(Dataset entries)
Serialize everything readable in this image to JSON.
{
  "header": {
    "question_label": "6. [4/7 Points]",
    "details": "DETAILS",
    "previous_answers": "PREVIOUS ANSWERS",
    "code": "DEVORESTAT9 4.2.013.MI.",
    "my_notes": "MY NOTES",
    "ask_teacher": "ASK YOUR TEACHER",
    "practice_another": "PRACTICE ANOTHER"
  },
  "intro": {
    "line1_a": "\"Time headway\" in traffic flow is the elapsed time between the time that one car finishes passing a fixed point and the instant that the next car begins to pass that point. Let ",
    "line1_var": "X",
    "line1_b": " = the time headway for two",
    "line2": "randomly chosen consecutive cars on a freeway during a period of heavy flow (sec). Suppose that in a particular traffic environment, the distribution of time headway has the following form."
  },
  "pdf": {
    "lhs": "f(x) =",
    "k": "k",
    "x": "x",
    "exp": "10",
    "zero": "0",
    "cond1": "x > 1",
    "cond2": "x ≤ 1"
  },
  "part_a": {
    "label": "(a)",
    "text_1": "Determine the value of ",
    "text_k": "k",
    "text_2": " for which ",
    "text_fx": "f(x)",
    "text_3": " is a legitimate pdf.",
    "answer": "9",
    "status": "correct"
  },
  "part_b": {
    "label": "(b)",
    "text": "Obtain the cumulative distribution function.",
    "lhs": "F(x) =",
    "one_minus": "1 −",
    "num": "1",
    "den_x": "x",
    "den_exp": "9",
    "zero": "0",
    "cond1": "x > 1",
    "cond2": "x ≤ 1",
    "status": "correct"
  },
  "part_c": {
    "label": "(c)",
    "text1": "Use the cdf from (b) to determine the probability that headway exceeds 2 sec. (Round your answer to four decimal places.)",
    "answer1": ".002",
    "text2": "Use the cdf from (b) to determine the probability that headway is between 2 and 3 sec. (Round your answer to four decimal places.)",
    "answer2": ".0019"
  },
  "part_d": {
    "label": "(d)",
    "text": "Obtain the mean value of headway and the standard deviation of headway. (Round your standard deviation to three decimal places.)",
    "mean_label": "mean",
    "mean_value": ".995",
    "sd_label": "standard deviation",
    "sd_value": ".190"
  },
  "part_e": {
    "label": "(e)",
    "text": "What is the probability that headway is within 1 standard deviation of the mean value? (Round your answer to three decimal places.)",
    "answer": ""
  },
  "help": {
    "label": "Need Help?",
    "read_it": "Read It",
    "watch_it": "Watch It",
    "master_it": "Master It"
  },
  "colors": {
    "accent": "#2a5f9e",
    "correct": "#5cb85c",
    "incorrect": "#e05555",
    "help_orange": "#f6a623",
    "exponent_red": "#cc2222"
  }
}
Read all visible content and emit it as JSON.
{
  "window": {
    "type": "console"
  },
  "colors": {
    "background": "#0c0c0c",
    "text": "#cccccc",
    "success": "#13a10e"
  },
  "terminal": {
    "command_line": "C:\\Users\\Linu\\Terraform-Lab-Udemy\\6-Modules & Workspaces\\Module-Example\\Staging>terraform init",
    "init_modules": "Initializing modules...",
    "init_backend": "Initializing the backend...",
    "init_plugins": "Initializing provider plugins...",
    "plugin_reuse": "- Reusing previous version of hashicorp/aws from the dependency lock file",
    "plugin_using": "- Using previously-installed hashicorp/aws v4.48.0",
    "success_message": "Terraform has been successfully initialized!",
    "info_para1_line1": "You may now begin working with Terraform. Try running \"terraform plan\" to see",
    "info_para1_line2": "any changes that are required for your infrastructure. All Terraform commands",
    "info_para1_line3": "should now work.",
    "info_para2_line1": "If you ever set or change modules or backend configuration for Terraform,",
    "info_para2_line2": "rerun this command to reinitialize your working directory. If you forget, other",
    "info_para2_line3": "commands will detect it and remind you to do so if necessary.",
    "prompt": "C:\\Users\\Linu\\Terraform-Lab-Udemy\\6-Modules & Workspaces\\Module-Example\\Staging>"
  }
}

### [Your goal]
Your task is to collect every line above that contains the word "Staging".

### [Written answer]
    "command_line": "C:\\Users\\Linu\\Terraform-Lab-Udemy\\6-Modules & Workspaces\\Module-Example\\Staging>terraform init",
    "prompt": "C:\\Users\\Linu\\Terraform-Lab-Udemy\\6-Modules & Workspaces\\Module-Example\\Staging>"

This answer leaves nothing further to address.